▶ _Set task_: Pull each line holding "Софія" out of the entries below.

▶ _Records for this task_:
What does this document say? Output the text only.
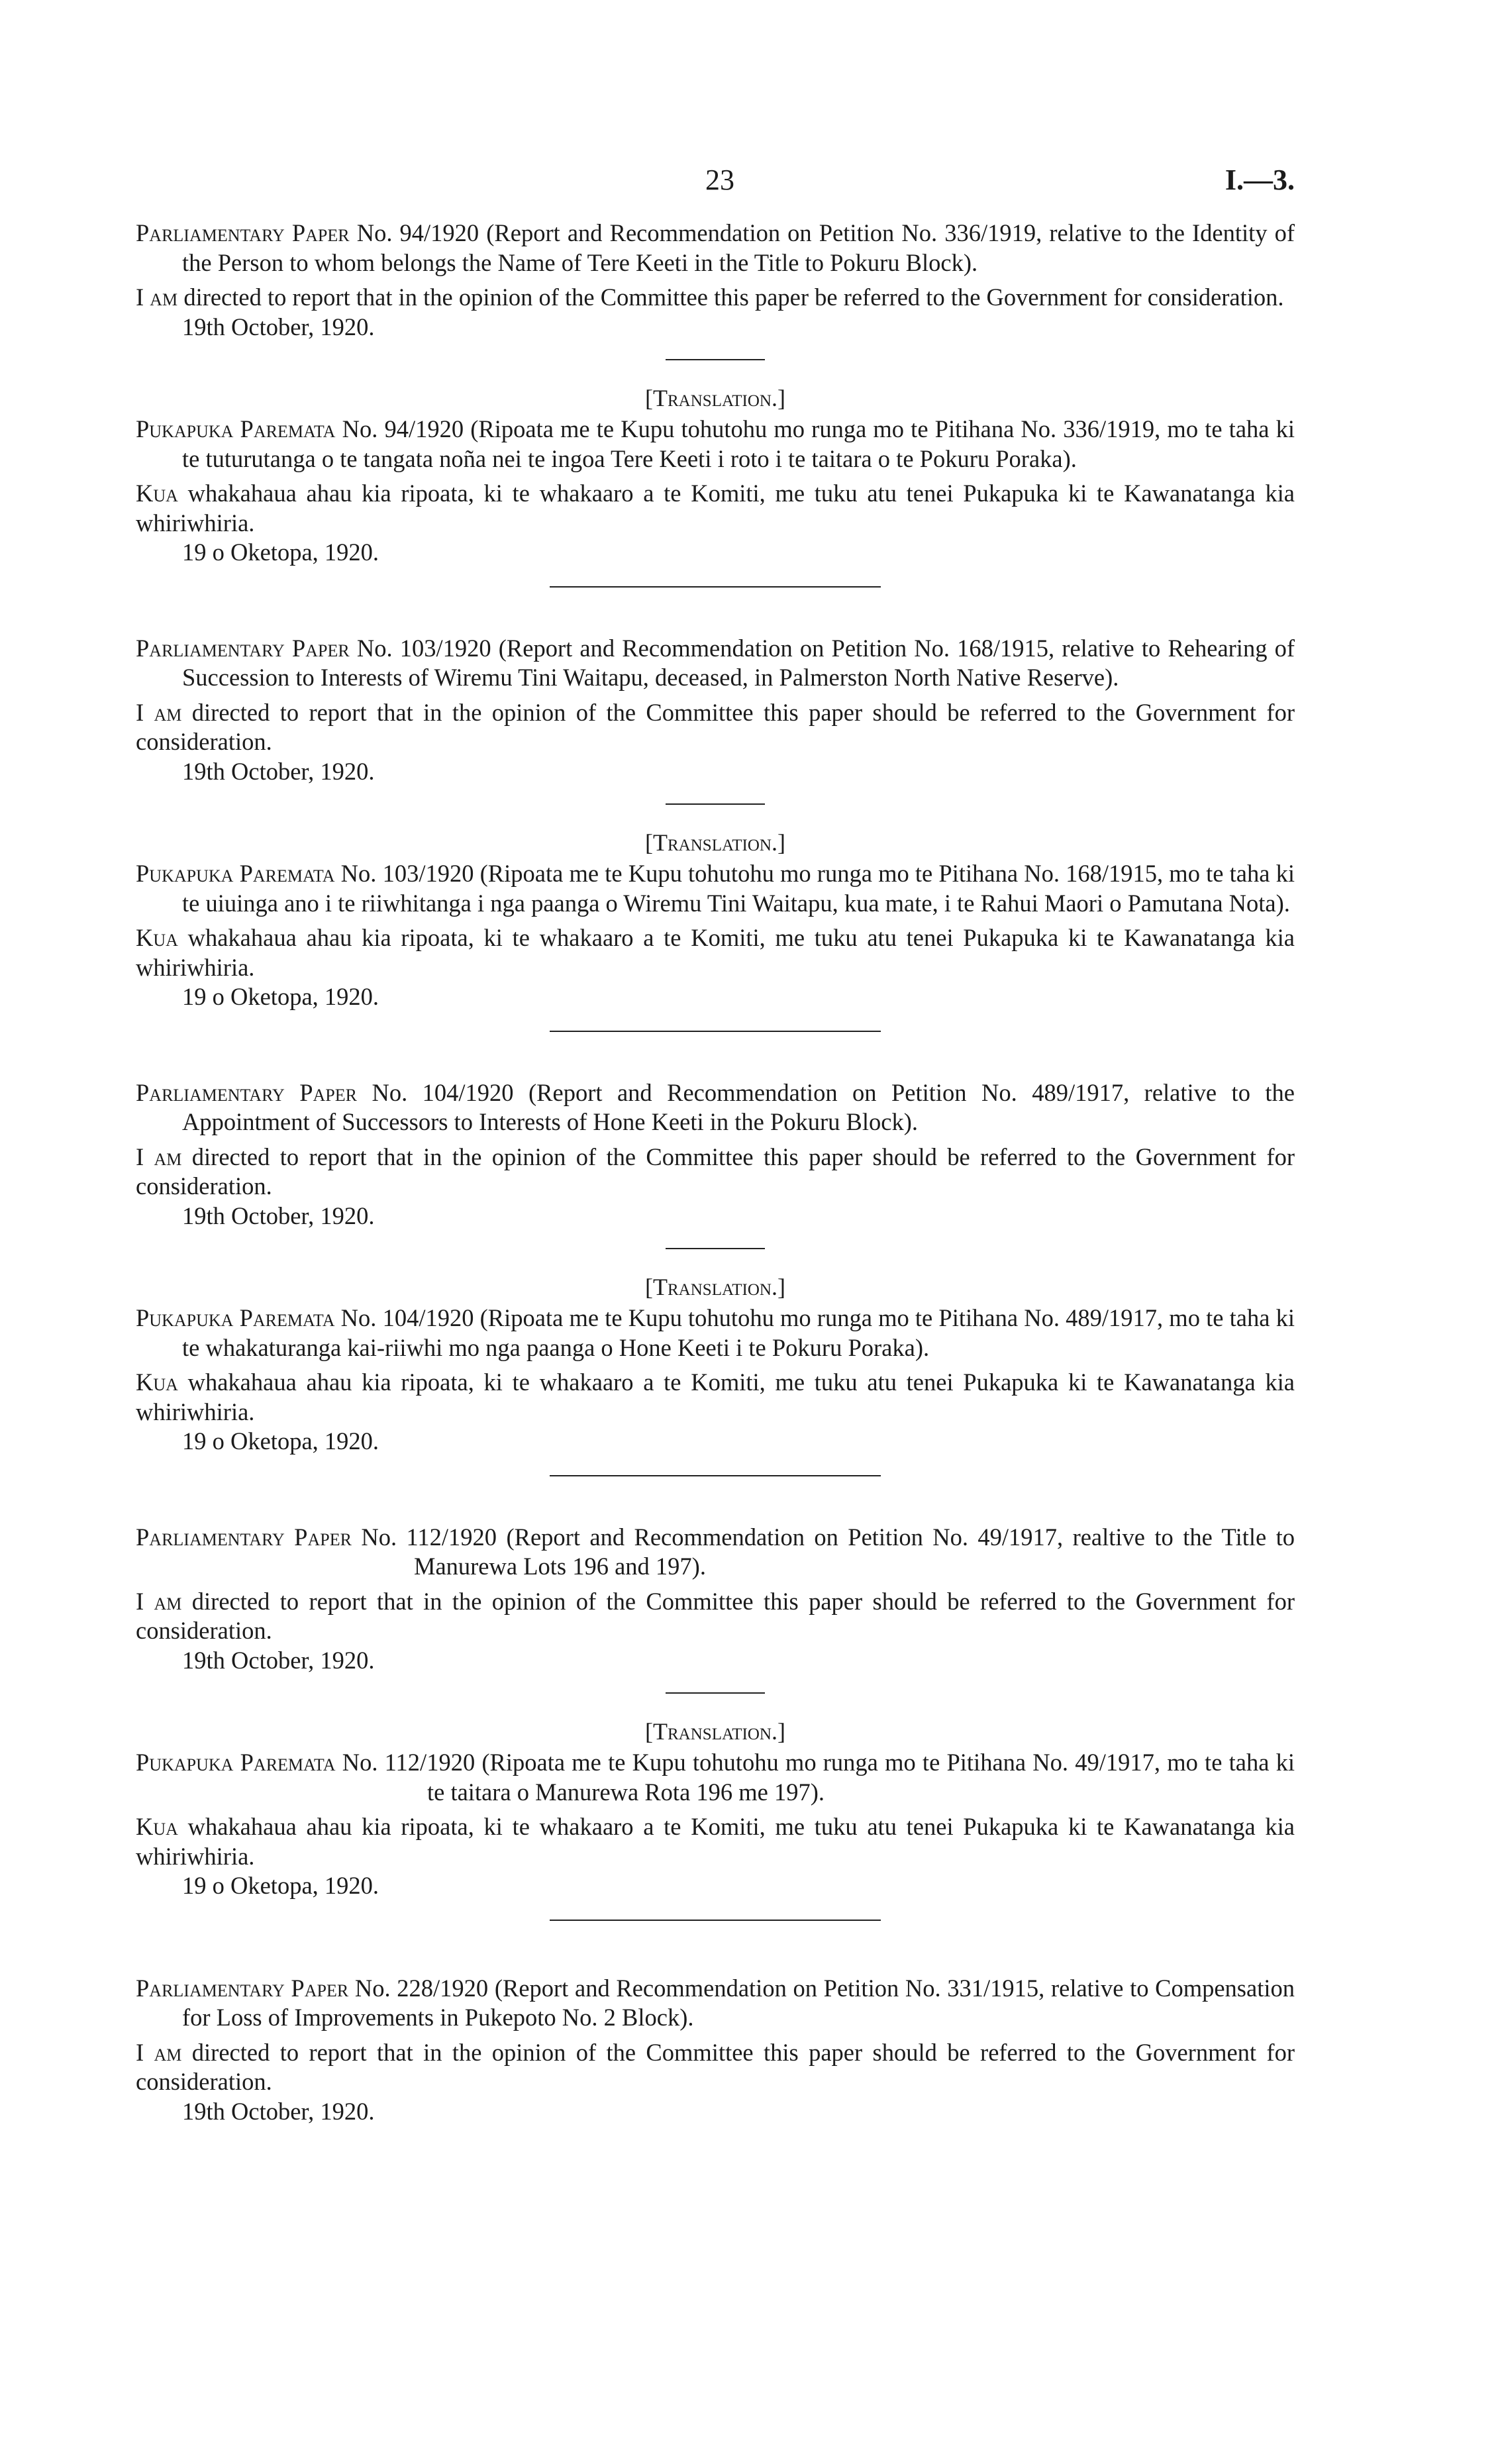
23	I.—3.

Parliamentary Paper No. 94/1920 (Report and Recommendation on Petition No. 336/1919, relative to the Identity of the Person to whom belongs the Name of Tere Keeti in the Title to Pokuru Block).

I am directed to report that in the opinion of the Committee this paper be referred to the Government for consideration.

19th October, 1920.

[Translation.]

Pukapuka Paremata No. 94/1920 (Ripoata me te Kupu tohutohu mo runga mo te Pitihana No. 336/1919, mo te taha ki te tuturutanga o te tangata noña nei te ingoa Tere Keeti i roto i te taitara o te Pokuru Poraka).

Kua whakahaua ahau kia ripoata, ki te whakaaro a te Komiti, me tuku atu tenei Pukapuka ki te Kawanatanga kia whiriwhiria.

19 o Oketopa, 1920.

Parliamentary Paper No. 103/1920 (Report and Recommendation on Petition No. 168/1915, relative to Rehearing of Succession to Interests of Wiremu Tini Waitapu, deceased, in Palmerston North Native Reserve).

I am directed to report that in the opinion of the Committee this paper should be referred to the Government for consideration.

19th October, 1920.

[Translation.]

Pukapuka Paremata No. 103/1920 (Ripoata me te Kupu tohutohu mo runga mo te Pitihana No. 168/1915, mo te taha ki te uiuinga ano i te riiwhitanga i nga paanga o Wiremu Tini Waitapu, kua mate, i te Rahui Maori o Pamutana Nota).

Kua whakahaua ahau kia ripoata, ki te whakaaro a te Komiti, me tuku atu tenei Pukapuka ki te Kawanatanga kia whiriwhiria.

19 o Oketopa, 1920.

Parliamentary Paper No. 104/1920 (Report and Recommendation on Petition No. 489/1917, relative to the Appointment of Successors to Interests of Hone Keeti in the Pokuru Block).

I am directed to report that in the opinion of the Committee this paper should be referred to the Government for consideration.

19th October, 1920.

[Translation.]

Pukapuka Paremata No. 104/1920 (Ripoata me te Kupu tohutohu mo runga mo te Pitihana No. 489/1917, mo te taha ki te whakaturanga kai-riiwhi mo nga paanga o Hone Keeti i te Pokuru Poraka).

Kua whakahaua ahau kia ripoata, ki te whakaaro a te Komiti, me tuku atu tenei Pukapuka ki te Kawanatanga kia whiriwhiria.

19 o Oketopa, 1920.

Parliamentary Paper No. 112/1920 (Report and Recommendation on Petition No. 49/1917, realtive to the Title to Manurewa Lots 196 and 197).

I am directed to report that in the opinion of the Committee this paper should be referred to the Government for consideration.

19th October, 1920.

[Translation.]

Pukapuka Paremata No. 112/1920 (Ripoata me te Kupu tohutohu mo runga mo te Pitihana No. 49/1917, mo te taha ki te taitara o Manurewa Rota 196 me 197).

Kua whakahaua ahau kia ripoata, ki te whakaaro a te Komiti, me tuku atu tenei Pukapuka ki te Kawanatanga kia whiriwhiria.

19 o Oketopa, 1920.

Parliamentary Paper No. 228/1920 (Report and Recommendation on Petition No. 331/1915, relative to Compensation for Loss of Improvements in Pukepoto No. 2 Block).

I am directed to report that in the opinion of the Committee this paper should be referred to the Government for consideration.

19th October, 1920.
==
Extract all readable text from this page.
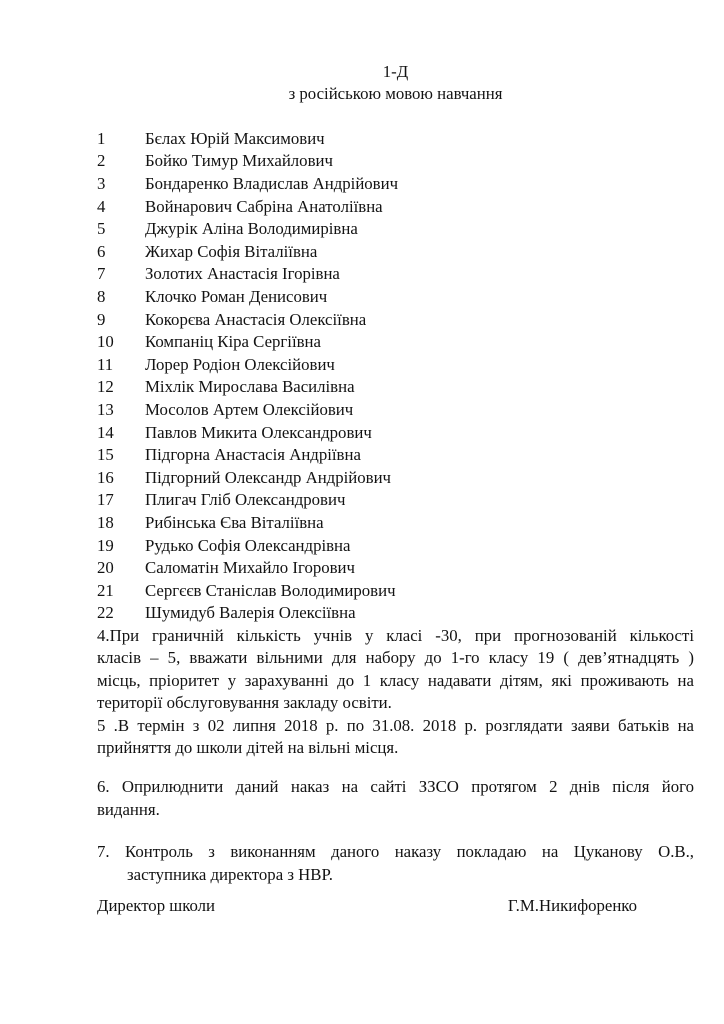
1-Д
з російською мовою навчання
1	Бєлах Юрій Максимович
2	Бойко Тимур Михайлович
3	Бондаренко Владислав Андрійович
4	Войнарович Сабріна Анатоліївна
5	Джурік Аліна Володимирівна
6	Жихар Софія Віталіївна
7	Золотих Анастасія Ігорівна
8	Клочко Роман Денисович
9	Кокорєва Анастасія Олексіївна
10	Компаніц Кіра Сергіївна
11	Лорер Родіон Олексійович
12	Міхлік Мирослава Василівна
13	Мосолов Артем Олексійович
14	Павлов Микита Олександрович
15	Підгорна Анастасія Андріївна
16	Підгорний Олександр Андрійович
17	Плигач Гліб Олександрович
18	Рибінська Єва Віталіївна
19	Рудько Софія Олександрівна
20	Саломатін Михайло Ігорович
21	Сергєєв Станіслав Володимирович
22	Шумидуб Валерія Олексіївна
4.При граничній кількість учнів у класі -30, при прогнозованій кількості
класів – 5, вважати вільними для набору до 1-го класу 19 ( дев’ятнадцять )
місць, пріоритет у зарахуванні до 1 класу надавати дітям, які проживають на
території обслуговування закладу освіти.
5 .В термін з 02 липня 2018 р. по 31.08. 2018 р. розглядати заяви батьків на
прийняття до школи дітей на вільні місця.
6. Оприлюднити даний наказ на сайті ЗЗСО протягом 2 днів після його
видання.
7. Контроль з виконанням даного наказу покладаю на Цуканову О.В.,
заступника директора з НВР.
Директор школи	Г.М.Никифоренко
==
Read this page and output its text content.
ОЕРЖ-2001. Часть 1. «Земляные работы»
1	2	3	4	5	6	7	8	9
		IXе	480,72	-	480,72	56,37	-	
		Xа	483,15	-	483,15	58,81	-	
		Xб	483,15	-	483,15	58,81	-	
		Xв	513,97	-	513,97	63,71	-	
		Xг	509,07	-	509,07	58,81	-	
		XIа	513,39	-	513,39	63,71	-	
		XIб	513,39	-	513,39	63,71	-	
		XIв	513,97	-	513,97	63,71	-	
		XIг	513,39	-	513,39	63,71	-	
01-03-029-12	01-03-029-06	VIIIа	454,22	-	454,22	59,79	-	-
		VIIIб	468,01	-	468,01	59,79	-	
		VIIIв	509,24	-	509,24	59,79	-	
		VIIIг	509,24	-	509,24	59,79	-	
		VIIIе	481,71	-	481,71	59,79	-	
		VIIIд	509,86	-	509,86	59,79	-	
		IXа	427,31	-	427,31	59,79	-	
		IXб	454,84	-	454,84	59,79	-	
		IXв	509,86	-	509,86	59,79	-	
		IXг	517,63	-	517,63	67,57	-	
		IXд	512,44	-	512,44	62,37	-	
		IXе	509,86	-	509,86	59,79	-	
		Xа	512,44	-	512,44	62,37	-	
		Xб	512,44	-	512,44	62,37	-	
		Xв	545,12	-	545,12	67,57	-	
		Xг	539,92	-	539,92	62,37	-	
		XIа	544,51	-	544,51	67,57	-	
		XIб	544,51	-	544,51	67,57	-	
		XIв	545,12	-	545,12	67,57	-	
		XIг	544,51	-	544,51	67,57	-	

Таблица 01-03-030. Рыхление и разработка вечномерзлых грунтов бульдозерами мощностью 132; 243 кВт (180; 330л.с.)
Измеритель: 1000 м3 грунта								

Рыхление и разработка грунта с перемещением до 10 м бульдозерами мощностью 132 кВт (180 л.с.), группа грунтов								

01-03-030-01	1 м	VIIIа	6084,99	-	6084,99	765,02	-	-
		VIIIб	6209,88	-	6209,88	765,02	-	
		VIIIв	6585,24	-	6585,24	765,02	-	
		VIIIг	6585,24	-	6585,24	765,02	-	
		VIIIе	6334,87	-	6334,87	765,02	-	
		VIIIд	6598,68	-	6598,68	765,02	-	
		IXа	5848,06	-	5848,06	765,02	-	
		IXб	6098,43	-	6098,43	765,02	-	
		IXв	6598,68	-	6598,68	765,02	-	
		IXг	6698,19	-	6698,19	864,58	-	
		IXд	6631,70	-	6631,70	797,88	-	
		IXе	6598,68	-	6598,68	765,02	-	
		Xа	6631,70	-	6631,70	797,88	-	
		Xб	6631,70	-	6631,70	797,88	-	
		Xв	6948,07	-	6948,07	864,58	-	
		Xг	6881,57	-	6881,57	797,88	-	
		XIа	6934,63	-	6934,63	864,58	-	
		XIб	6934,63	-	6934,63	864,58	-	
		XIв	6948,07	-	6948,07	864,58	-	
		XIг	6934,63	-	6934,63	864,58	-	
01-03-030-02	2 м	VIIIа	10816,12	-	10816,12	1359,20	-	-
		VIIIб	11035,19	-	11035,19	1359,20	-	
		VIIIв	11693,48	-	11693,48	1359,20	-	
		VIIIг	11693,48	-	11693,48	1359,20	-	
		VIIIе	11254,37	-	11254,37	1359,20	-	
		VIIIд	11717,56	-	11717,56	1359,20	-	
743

▶ _Response_:
6	Жихар Софія Віталіївна
19	Рудько Софія Олександрівна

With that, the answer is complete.